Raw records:

• • • • • • •

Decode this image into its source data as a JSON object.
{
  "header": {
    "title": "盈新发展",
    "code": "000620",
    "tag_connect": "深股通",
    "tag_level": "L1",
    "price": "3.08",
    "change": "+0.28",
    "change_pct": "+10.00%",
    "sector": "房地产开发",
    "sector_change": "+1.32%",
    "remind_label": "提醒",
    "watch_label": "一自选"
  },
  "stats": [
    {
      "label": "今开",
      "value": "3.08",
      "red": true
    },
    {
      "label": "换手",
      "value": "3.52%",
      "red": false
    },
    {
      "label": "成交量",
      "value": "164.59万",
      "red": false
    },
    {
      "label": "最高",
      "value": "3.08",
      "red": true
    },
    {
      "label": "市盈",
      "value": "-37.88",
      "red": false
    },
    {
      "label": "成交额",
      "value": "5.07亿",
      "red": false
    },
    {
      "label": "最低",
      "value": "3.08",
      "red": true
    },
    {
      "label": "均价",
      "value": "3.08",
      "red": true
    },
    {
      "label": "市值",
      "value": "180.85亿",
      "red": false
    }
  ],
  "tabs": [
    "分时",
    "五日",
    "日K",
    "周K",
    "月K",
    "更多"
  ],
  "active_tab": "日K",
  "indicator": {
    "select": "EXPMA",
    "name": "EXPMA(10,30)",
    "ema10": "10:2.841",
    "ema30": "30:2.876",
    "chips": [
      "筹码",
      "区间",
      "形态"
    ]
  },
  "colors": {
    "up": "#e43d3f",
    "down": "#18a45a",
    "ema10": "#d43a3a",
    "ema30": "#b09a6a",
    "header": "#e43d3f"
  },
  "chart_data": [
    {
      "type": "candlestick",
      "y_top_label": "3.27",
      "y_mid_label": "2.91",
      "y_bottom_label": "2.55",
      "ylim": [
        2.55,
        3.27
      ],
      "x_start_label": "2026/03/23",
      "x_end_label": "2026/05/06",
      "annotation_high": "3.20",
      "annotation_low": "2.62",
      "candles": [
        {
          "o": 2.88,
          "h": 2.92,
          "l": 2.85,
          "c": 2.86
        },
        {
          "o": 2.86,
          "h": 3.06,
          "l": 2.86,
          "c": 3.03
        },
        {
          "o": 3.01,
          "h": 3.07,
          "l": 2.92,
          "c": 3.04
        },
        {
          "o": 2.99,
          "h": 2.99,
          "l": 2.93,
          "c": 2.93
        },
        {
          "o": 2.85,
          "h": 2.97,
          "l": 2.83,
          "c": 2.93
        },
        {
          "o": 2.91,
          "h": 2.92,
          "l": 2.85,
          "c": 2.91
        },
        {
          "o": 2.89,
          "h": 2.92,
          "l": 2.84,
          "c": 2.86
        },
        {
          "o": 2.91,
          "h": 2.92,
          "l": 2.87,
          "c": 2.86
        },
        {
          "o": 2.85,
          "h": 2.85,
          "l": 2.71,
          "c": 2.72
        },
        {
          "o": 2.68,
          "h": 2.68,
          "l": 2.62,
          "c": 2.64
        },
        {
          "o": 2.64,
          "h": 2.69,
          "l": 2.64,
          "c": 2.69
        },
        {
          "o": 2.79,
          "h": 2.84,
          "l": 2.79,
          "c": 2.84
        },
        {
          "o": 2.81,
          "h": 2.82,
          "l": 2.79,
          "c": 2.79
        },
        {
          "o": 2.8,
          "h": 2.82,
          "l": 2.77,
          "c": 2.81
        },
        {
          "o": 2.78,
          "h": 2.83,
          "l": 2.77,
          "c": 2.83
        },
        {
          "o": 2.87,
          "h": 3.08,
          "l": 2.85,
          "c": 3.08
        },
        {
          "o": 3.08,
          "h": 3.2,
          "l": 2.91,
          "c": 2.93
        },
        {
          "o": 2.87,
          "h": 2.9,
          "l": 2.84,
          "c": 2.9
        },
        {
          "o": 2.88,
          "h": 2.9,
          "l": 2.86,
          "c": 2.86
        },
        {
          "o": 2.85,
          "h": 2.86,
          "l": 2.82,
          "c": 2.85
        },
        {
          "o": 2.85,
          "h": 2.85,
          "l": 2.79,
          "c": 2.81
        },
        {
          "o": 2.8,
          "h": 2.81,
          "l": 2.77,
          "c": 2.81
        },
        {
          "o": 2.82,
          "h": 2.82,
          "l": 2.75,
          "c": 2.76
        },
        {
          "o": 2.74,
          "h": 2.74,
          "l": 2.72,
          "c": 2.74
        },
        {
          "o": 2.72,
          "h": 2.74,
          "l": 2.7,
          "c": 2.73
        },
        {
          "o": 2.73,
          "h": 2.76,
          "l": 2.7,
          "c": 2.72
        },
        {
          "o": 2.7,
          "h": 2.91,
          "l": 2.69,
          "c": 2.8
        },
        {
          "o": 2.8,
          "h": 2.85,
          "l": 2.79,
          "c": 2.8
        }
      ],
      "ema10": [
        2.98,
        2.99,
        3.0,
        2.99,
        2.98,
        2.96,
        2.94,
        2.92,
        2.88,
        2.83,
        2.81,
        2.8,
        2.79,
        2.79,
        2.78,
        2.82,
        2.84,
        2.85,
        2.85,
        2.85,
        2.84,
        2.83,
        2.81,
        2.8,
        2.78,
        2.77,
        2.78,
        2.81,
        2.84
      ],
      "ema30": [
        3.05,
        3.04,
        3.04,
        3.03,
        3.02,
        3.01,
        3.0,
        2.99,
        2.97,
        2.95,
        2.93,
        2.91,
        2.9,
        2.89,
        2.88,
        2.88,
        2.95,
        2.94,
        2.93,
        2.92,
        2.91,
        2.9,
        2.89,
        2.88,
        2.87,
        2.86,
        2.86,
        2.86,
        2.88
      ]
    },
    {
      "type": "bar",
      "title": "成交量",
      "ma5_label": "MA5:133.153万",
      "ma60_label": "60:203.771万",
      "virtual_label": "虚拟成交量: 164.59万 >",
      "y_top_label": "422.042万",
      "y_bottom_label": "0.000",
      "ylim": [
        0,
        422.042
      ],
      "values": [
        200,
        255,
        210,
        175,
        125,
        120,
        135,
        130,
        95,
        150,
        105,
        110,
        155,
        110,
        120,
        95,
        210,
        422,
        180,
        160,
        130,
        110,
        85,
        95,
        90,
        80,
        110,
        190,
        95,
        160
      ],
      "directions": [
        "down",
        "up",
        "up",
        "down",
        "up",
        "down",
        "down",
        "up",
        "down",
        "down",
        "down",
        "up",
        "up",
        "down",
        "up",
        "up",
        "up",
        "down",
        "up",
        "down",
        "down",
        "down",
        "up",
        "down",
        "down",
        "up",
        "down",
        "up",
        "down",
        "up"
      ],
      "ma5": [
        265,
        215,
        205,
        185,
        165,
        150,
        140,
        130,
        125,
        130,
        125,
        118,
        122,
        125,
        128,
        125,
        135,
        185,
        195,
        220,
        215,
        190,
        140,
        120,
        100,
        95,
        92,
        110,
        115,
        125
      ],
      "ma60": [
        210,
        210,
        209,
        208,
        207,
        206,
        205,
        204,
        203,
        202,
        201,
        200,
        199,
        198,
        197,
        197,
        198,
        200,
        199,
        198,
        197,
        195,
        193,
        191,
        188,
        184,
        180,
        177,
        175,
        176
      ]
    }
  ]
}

• • • • • • •

PROMPT: Write an exact transcription of every entry above.

TASK OUTPUT:
Decode this image into its source data as a JSON object.
{
  "header": {
    "title": "盈新发展",
    "code": "000620",
    "tag_connect": "深股通",
    "tag_level": "L1",
    "price": "3.08",
    "change": "+0.28",
    "change_pct": "+10.00%",
    "sector": "房地产开发",
    "sector_change": "+1.32%",
    "remind_label": "提醒",
    "watch_label": "一自选"
  },
  "stats": [
    {
      "label": "今开",
      "value": "3.08",
      "red": true
    },
    {
      "label": "换手",
      "value": "3.52%",
      "red": false
    },
    {
      "label": "成交量",
      "value": "164.59万",
      "red": false
    },
    {
      "label": "最高",
      "value": "3.08",
      "red": true
    },
    {
      "label": "市盈",
      "value": "-37.88",
      "red": false
    },
    {
      "label": "成交额",
      "value": "5.07亿",
      "red": false
    },
    {
      "label": "最低",
      "value": "3.08",
      "red": true
    },
    {
      "label": "均价",
      "value": "3.08",
      "red": true
    },
    {
      "label": "市值",
      "value": "180.85亿",
      "red": false
    }
  ],
  "tabs": [
    "分时",
    "五日",
    "日K",
    "周K",
    "月K",
    "更多"
  ],
  "active_tab": "日K",
  "indicator": {
    "select": "EXPMA",
    "name": "EXPMA(10,30)",
    "ema10": "10:2.841",
    "ema30": "30:2.876",
    "chips": [
      "筹码",
      "区间",
      "形态"
    ]
  },
  "colors": {
    "up": "#e43d3f",
    "down": "#18a45a",
    "ema10": "#d43a3a",
    "ema30": "#b09a6a",
    "header": "#e43d3f"
  },
  "chart_data": [
    {
      "type": "candlestick",
      "y_top_label": "3.27",
      "y_mid_label": "2.91",
      "y_bottom_label": "2.55",
      "ylim": [
        2.55,
        3.27
      ],
      "x_start_label": "2026/03/23",
      "x_end_label": "2026/05/06",
      "annotation_high": "3.20",
      "annotation_low": "2.62",
      "candles": [
        {
          "o": 2.88,
          "h": 2.92,
          "l": 2.85,
          "c": 2.86
        },
        {
          "o": 2.86,
          "h": 3.06,
          "l": 2.86,
          "c": 3.03
        },
        {
          "o": 3.01,
          "h": 3.07,
          "l": 2.92,
          "c": 3.04
        },
        {
          "o": 2.99,
          "h": 2.99,
          "l": 2.93,
          "c": 2.93
        },
        {
          "o": 2.85,
          "h": 2.97,
          "l": 2.83,
          "c": 2.93
        },
        {
          "o": 2.91,
          "h": 2.92,
          "l": 2.85,
          "c": 2.91
        },
        {
          "o": 2.89,
          "h": 2.92,
          "l": 2.84,
          "c": 2.86
        },
        {
          "o": 2.91,
          "h": 2.92,
          "l": 2.87,
          "c": 2.86
        },
        {
          "o": 2.85,
          "h": 2.85,
          "l": 2.71,
          "c": 2.72
        },
        {
          "o": 2.68,
          "h": 2.68,
          "l": 2.62,
          "c": 2.64
        },
        {
          "o": 2.64,
          "h": 2.69,
          "l": 2.64,
          "c": 2.69
        },
        {
          "o": 2.79,
          "h": 2.84,
          "l": 2.79,
          "c": 2.84
        },
        {
          "o": 2.81,
          "h": 2.82,
          "l": 2.79,
          "c": 2.79
        },
        {
          "o": 2.8,
          "h": 2.82,
          "l": 2.77,
          "c": 2.81
        },
        {
          "o": 2.78,
          "h": 2.83,
          "l": 2.77,
          "c": 2.83
        },
        {
          "o": 2.87,
          "h": 3.08,
          "l": 2.85,
          "c": 3.08
        },
        {
          "o": 3.08,
          "h": 3.2,
          "l": 2.91,
          "c": 2.93
        },
        {
          "o": 2.87,
          "h": 2.9,
          "l": 2.84,
          "c": 2.9
        },
        {
          "o": 2.88,
          "h": 2.9,
          "l": 2.86,
          "c": 2.86
        },
        {
          "o": 2.85,
          "h": 2.86,
          "l": 2.82,
          "c": 2.85
        },
        {
          "o": 2.85,
          "h": 2.85,
          "l": 2.79,
          "c": 2.81
        },
        {
          "o": 2.8,
          "h": 2.81,
          "l": 2.77,
          "c": 2.81
        },
        {
          "o": 2.82,
          "h": 2.82,
          "l": 2.75,
          "c": 2.76
        },
        {
          "o": 2.74,
          "h": 2.74,
          "l": 2.72,
          "c": 2.74
        },
        {
          "o": 2.72,
          "h": 2.74,
          "l": 2.7,
          "c": 2.73
        },
        {
          "o": 2.73,
          "h": 2.76,
          "l": 2.7,
          "c": 2.72
        },
        {
          "o": 2.7,
          "h": 2.91,
          "l": 2.69,
          "c": 2.8
        },
        {
          "o": 2.8,
          "h": 2.85,
          "l": 2.79,
          "c": 2.8
        }
      ],
      "ema10": [
        2.98,
        2.99,
        3.0,
        2.99,
        2.98,
        2.96,
        2.94,
        2.92,
        2.88,
        2.83,
        2.81,
        2.8,
        2.79,
        2.79,
        2.78,
        2.82,
        2.84,
        2.85,
        2.85,
        2.85,
        2.84,
        2.83,
        2.81,
        2.8,
        2.78,
        2.77,
        2.78,
        2.81,
        2.84
      ],
      "ema30": [
        3.05,
        3.04,
        3.04,
        3.03,
        3.02,
        3.01,
        3.0,
        2.99,
        2.97,
        2.95,
        2.93,
        2.91,
        2.9,
        2.89,
        2.88,
        2.88,
        2.95,
        2.94,
        2.93,
        2.92,
        2.91,
        2.9,
        2.89,
        2.88,
        2.87,
        2.86,
        2.86,
        2.86,
        2.88
      ]
    },
    {
      "type": "bar",
      "title": "成交量",
      "ma5_label": "MA5:133.153万",
      "ma60_label": "60:203.771万",
      "virtual_label": "虚拟成交量: 164.59万 >",
      "y_top_label": "422.042万",
      "y_bottom_label": "0.000",
      "ylim": [
        0,
        422.042
      ],
      "values": [
        200,
        255,
        210,
        175,
        125,
        120,
        135,
        130,
        95,
        150,
        105,
        110,
        155,
        110,
        120,
        95,
        210,
        422,
        180,
        160,
        130,
        110,
        85,
        95,
        90,
        80,
        110,
        190,
        95,
        160
      ],
      "directions": [
        "down",
        "up",
        "up",
        "down",
        "up",
        "down",
        "down",
        "up",
        "down",
        "down",
        "down",
        "up",
        "up",
        "down",
        "up",
        "up",
        "up",
        "down",
        "up",
        "down",
        "down",
        "down",
        "up",
        "down",
        "down",
        "up",
        "down",
        "up",
        "down",
        "up"
      ],
      "ma5": [
        265,
        215,
        205,
        185,
        165,
        150,
        140,
        130,
        125,
        130,
        125,
        118,
        122,
        125,
        128,
        125,
        135,
        185,
        195,
        220,
        215,
        190,
        140,
        120,
        100,
        95,
        92,
        110,
        115,
        125
      ],
      "ma60": [
        210,
        210,
        209,
        208,
        207,
        206,
        205,
        204,
        203,
        202,
        201,
        200,
        199,
        198,
        197,
        197,
        198,
        200,
        199,
        198,
        197,
        195,
        193,
        191,
        188,
        184,
        180,
        177,
        175,
        176
      ]
    }
  ]
}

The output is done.